For each line below that includes the word "активов", make a copy.

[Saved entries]
----------------------------------------

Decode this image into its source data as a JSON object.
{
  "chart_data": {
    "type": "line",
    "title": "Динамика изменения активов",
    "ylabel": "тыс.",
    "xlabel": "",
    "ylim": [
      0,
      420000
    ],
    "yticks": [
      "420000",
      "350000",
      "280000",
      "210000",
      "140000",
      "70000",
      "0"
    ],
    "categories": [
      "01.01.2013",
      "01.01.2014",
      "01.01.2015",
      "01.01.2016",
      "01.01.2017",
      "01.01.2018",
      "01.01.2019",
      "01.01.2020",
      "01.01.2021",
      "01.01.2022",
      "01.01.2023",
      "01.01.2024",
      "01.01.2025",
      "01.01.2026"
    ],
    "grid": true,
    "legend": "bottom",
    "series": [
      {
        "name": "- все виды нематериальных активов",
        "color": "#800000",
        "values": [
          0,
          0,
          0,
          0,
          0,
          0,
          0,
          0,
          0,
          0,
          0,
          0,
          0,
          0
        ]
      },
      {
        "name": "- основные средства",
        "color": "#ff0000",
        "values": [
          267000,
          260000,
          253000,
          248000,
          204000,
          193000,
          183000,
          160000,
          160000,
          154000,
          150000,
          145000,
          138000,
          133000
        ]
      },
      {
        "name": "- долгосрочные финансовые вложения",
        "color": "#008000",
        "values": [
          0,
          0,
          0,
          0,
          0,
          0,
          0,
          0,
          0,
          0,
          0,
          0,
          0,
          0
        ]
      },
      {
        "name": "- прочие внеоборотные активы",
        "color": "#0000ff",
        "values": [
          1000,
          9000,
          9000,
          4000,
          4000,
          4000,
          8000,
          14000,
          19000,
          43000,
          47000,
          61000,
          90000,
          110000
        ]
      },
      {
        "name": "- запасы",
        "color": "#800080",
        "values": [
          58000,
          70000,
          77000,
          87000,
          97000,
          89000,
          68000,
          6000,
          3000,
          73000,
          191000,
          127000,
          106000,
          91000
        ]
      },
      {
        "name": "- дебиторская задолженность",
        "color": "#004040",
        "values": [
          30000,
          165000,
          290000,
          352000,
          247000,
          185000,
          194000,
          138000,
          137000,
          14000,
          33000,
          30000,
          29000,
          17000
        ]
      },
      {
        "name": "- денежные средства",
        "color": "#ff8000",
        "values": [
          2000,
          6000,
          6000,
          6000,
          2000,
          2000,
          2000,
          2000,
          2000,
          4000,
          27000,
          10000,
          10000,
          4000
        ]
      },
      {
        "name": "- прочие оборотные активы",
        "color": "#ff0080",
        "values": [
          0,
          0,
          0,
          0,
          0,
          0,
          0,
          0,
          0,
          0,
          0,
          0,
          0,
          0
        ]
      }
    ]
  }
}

----------------------------------------

**Response for this exercise:**
    "title": "Динамика изменения активов",
        "name": "- все виды нематериальных активов",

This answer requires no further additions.